There are a number of other changes to the specification, such as OSGi bundles being given their own MIME type (application/vnd.osgi.bundle), the ability to specify a Bundle-Icon and Bundle-License, and changes to declarative services to permit a reduced set of permissions (package friendly instead of protected). The DS schema also permits other XML elements which can help in passing in service-specific information. In addition, applications managed by the application admin now have a mechanism to acquire the return value of the application when it is finished.

Equinox 3.5 already provided some of the OSGi 4.2 support, and Apache Felix had a passing test set earlier on in the month (prior to the 4.2 spec being passed). It is likely that the official results of the 4.2 spec and test kit will be clarified before the end of the month.
—————
Things to do:
• A. Rewrite the paragraph beginning "There are a number of other changes" from the OSGi specification passage as a short bulleted list that keeps its main facts.
• B. According to the OSGi specification passage, which project had a passing test set earlier in the month, before the 4.2 spec was passed?
• C. Carry the OSGi specification passage further, beginning after its final sentence.
—————
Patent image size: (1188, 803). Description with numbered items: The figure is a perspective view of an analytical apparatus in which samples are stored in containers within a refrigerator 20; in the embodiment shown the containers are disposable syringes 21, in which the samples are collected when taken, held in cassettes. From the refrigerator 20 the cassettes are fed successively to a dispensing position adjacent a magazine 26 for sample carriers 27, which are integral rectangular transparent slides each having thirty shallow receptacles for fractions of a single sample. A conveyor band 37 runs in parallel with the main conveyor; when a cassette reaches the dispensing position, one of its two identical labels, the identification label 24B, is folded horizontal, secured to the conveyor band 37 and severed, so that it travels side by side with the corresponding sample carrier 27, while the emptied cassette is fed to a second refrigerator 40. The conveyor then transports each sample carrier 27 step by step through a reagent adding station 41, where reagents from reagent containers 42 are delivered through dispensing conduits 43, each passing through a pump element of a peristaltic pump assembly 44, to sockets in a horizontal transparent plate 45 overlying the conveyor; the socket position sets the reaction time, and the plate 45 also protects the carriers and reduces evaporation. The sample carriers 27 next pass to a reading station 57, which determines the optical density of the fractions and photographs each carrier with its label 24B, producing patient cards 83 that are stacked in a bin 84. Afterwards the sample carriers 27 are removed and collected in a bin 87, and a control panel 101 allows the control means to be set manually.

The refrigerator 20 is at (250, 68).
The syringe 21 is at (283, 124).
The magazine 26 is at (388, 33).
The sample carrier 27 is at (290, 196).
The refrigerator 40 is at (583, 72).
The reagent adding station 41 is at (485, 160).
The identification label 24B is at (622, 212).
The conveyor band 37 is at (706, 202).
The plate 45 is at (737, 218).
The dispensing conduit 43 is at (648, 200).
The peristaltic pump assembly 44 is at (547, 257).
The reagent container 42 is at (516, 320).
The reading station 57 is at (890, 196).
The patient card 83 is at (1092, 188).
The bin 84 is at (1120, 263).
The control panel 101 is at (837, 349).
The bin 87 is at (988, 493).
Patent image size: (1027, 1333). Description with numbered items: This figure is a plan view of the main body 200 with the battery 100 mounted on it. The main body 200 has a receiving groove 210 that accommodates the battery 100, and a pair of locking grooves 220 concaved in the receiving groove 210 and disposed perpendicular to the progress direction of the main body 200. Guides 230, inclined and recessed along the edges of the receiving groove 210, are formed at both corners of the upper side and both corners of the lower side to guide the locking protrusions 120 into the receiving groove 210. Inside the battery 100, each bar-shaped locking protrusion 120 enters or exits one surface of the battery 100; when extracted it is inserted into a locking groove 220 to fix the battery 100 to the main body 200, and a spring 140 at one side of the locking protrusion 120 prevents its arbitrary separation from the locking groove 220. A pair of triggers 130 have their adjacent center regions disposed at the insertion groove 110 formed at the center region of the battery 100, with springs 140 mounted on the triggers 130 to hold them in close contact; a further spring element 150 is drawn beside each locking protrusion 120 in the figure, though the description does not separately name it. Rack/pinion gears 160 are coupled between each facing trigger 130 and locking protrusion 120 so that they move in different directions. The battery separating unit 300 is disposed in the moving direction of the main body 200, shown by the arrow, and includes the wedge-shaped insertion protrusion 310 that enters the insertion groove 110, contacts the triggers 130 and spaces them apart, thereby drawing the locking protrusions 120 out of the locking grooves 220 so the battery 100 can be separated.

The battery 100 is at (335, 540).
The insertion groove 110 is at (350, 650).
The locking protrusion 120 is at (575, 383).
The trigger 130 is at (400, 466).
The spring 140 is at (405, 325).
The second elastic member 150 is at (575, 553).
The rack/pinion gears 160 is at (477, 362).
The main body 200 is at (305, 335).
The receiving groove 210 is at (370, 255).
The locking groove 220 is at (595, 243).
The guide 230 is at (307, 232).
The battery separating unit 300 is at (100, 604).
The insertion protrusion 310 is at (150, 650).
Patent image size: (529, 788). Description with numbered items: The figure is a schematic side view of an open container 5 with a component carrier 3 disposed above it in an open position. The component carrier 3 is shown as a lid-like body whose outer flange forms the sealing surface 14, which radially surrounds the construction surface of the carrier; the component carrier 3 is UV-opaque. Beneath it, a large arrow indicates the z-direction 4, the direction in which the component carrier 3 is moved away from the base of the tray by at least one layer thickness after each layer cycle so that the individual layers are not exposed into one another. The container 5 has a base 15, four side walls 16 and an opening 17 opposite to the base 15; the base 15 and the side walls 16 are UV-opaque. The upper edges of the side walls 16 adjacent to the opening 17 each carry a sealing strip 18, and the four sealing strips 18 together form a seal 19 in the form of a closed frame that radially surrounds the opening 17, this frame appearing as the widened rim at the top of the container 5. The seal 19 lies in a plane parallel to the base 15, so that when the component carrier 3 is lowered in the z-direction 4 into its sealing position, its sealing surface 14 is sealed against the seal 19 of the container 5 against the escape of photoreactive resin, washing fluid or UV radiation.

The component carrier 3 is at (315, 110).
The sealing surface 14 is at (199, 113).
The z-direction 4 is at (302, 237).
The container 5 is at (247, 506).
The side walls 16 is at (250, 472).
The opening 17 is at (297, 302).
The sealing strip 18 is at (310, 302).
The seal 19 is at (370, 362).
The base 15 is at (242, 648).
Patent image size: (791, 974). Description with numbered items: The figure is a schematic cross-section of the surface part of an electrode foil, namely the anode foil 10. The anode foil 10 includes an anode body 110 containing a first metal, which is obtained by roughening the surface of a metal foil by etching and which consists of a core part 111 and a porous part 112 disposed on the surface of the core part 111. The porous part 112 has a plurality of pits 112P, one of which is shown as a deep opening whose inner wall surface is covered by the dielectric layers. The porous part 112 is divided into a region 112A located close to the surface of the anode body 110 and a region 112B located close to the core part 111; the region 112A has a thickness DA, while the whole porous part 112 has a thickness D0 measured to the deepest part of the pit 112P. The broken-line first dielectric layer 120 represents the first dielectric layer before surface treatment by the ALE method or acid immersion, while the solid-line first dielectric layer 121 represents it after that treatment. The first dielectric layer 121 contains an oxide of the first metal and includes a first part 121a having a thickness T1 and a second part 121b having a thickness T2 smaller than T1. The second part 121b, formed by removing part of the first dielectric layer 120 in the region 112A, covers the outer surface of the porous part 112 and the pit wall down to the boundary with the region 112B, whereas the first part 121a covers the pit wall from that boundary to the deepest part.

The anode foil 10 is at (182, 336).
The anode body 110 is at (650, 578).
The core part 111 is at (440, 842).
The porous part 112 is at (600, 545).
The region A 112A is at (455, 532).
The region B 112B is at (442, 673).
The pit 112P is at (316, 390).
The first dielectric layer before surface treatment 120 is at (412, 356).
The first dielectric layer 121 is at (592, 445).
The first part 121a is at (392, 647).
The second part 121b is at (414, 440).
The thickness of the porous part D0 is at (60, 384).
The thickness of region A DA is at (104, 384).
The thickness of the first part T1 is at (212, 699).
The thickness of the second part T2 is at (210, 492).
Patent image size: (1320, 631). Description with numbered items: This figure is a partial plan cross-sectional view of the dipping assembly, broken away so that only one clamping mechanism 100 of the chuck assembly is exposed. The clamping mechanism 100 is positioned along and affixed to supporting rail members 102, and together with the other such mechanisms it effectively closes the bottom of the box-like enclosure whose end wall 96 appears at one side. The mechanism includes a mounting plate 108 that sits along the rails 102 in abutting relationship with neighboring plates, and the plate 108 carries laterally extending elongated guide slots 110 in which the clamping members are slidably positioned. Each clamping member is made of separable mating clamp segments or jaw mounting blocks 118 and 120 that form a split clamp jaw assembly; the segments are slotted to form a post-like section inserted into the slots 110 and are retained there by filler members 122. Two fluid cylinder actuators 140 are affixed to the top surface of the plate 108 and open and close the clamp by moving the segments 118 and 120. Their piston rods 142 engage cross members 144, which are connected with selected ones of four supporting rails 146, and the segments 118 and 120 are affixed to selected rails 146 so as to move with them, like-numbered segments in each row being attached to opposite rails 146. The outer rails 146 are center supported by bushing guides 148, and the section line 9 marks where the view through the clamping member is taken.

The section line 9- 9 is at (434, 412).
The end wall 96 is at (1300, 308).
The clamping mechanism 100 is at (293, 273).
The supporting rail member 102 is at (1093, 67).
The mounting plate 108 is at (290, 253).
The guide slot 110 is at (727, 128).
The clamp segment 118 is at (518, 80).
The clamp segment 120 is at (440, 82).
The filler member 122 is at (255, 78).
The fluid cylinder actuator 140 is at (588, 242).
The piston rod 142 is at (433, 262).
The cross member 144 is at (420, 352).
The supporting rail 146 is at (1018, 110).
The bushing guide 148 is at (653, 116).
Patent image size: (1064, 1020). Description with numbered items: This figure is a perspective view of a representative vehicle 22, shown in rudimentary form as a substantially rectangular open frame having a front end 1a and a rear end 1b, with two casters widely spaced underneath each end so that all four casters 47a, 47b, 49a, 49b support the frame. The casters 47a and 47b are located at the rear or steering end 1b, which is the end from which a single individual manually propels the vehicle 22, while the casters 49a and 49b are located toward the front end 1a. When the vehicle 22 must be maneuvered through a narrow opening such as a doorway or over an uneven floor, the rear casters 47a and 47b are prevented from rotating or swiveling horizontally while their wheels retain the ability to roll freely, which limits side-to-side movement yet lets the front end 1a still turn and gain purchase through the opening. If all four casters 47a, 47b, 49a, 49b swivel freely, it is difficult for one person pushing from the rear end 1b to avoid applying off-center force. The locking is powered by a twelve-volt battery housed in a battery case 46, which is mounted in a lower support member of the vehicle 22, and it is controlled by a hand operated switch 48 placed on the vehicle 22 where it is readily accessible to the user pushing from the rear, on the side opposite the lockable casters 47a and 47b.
—————
Exercise responses:
• A.
- OSGi bundles get their own MIME type: application/vnd.osgi.bundle.
- A bundle can specify a Bundle-Icon and a Bundle-License.
- Declarative services permit a reduced set of permissions (package friendly instead of protected).
- The DS schema permits other XML elements that can help pass in service-specific information.
- Applications managed by the application admin can acquire their return value when they finish.

• B. Apache Felix.

• C.
InfoQ asked Richard Nicholson, Founder and CEO of Paremus, makers of the Paremus Service Fabric OSGi cloud, what they thought of the new release:

"Our experience building distributed OSGi-based systems over the last few years makes us especially pleased to see the arrival of the OSGi 4.2 specification release which introduces a standard for Remote Services and the Blueprint Service."

What do you think is the most noteworthy part of OSGi 4.2?